── SUPPLIED MATERIAL
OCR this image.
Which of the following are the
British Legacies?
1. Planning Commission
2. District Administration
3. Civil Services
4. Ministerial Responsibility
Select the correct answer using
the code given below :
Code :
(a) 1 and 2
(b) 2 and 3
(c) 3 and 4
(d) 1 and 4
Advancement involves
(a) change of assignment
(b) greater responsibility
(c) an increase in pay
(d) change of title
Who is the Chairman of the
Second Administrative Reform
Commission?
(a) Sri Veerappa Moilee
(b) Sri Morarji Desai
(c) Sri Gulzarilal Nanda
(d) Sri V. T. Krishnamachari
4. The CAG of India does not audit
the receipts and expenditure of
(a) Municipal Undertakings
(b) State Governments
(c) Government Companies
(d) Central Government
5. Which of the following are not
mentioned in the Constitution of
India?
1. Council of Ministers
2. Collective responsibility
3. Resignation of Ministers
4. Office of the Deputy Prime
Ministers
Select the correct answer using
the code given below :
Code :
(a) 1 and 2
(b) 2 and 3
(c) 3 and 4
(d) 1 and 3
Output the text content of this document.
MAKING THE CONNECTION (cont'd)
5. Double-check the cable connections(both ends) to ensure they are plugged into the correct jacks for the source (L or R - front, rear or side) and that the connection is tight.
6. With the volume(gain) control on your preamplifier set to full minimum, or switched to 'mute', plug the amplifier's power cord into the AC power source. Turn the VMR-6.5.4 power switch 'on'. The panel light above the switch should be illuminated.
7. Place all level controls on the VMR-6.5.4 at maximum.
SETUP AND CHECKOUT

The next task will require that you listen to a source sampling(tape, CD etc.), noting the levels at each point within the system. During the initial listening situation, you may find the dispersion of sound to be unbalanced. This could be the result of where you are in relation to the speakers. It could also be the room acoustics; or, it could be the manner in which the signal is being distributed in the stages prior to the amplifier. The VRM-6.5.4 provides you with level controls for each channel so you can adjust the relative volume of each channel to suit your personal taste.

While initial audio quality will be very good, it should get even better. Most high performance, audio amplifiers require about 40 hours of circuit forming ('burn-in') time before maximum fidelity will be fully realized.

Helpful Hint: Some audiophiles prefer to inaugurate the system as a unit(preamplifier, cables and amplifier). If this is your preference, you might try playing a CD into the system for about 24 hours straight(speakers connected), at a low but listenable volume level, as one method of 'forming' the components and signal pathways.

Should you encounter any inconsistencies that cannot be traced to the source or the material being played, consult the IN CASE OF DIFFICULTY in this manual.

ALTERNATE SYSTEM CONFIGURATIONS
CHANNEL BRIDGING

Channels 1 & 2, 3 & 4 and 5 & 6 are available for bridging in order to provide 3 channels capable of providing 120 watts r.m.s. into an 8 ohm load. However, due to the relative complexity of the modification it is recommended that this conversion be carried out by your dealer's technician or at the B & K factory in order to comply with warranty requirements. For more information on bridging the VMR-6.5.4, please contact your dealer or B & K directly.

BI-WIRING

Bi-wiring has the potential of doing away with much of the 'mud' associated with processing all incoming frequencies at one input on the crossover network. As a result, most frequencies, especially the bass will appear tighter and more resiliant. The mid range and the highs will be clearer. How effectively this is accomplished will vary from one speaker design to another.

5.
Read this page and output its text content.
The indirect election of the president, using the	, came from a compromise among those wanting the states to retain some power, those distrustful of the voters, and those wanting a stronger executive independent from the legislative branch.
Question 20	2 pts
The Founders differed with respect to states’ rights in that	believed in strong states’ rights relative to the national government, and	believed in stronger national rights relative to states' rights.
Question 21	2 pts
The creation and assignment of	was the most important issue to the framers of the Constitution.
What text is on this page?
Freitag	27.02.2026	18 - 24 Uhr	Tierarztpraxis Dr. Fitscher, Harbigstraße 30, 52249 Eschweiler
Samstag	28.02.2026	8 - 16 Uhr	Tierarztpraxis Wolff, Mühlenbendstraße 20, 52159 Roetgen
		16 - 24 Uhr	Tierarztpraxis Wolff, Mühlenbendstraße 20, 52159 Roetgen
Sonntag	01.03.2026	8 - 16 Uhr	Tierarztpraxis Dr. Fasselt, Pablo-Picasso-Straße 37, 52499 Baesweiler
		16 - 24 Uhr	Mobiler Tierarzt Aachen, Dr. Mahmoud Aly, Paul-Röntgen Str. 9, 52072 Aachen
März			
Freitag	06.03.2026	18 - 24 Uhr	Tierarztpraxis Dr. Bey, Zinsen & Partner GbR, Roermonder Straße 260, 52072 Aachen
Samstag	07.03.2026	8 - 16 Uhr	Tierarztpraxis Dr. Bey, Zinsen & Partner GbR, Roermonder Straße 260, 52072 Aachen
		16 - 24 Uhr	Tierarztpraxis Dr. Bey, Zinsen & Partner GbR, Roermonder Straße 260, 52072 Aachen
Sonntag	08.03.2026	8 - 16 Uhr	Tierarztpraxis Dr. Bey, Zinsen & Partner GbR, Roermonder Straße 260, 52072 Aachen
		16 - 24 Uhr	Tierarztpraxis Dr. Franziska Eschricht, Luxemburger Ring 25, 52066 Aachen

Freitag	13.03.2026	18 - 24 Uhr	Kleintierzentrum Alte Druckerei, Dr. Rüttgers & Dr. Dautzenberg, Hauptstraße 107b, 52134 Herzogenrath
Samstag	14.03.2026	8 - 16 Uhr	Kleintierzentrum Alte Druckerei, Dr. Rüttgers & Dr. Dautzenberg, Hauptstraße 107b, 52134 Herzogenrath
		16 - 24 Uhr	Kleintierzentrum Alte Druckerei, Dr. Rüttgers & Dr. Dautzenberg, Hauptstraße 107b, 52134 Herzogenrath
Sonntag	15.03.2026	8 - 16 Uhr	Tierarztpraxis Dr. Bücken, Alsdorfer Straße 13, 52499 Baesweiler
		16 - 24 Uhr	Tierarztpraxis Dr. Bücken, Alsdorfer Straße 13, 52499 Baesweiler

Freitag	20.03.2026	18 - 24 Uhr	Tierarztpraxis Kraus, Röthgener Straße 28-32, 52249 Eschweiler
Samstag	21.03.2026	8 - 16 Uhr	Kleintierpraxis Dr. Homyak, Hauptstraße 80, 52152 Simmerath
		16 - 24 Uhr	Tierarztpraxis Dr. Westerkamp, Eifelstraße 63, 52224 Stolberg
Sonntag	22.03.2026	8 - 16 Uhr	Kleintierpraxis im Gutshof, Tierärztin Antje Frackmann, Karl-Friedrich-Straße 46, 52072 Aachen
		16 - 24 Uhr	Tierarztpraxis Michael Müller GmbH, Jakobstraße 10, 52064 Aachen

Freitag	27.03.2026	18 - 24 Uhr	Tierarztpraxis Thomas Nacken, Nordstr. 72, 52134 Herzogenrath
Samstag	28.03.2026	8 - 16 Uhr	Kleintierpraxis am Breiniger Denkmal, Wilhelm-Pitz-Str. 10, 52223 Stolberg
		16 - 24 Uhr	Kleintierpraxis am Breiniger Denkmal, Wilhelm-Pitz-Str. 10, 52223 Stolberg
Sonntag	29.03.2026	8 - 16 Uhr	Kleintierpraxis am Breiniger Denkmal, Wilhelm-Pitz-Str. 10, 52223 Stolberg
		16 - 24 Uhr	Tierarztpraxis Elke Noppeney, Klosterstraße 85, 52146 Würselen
────
TASK DETAILS: Where a line holds "Samstag", copy it out.

TASK OUTPUT:
Samstag	28.02.2026	8 - 16 Uhr	Tierarztpraxis Wolff, Mühlenbendstraße 20, 52159 Roetgen
Samstag	07.03.2026	8 - 16 Uhr	Tierarztpraxis Dr. Bey, Zinsen & Partner GbR, Roermonder Straße 260, 52072 Aachen
Samstag	14.03.2026	8 - 16 Uhr	Kleintierzentrum Alte Druckerei, Dr. Rüttgers & Dr. Dautzenberg, Hauptstraße 107b, 52134 Herzogenrath
Samstag	21.03.2026	8 - 16 Uhr	Kleintierpraxis Dr. Homyak, Hauptstraße 80, 52152 Simmerath
Samstag	28.03.2026	8 - 16 Uhr	Kleintierpraxis am Breiniger Denkmal, Wilhelm-Pitz-Str. 10, 52223 Stolberg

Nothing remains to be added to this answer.